What is needed
Leave out the pictures and repeat the rest of the material exactly.

Supplied material
- - - - -
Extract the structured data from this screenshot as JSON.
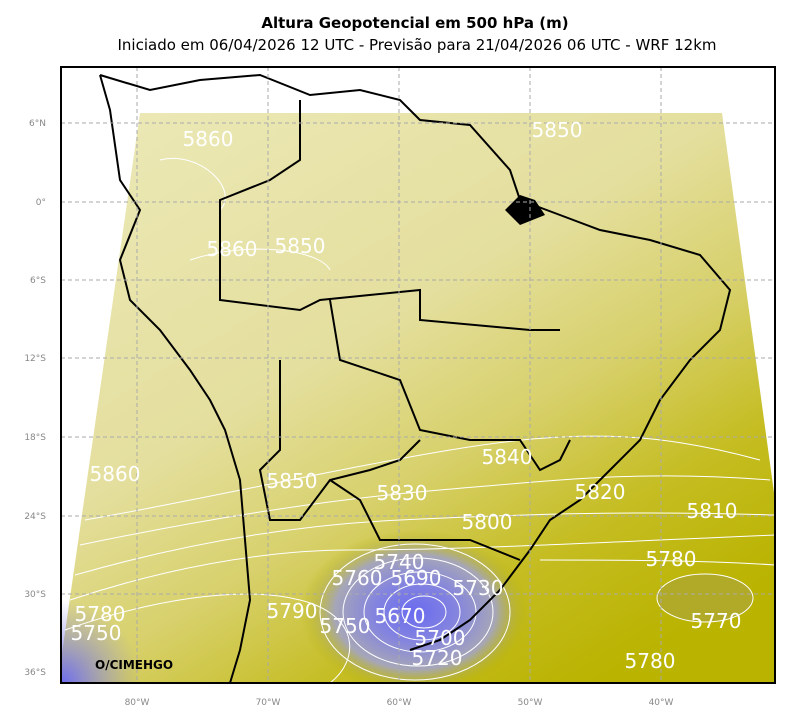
{
  "header": {
    "title": "Altura Geopotencial em 500 hPa (m)",
    "subtitle": "Iniciado em 06/04/2026 12 UTC - Previsão para 21/04/2026 06 UTC - WRF 12km"
  },
  "lat_labels": [
    "6°N",
    "0°",
    "6°S",
    "12°S",
    "18°S",
    "24°S",
    "30°S",
    "36°S"
  ],
  "lon_labels": [
    "80°W",
    "70°W",
    "60°W",
    "50°W",
    "40°W"
  ],
  "contour_labels": [
    "5860",
    "5850",
    "5860",
    "5850",
    "5860",
    "5850",
    "5830",
    "5840",
    "5820",
    "5800",
    "5810",
    "5780",
    "5740",
    "5760",
    "5690",
    "5730",
    "5790",
    "5780",
    "5750",
    "5750",
    "5770",
    "5670",
    "5780",
    "5720",
    "5700"
  ],
  "watermark": "O/CIMEHGO"
}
- - - - -
Solution to this exercise
Extract the structured data from this screenshot as JSON.
{
  "header": {
    "title": "Altura Geopotencial em 500 hPa (m)",
    "subtitle": "Iniciado em 06/04/2026 12 UTC - Previsão para 21/04/2026 06 UTC - WRF 12km"
  },
  "lat_labels": [
    "6°N",
    "0°",
    "6°S",
    "12°S",
    "18°S",
    "24°S",
    "30°S",
    "36°S"
  ],
  "lon_labels": [
    "80°W",
    "70°W",
    "60°W",
    "50°W",
    "40°W"
  ],
  "contour_labels": [
    "5860",
    "5850",
    "5860",
    "5850",
    "5860",
    "5850",
    "5830",
    "5840",
    "5820",
    "5800",
    "5810",
    "5780",
    "5740",
    "5760",
    "5690",
    "5730",
    "5790",
    "5780",
    "5750",
    "5750",
    "5770",
    "5670",
    "5780",
    "5720",
    "5700"
  ],
  "watermark": "O/CIMEHGO"
}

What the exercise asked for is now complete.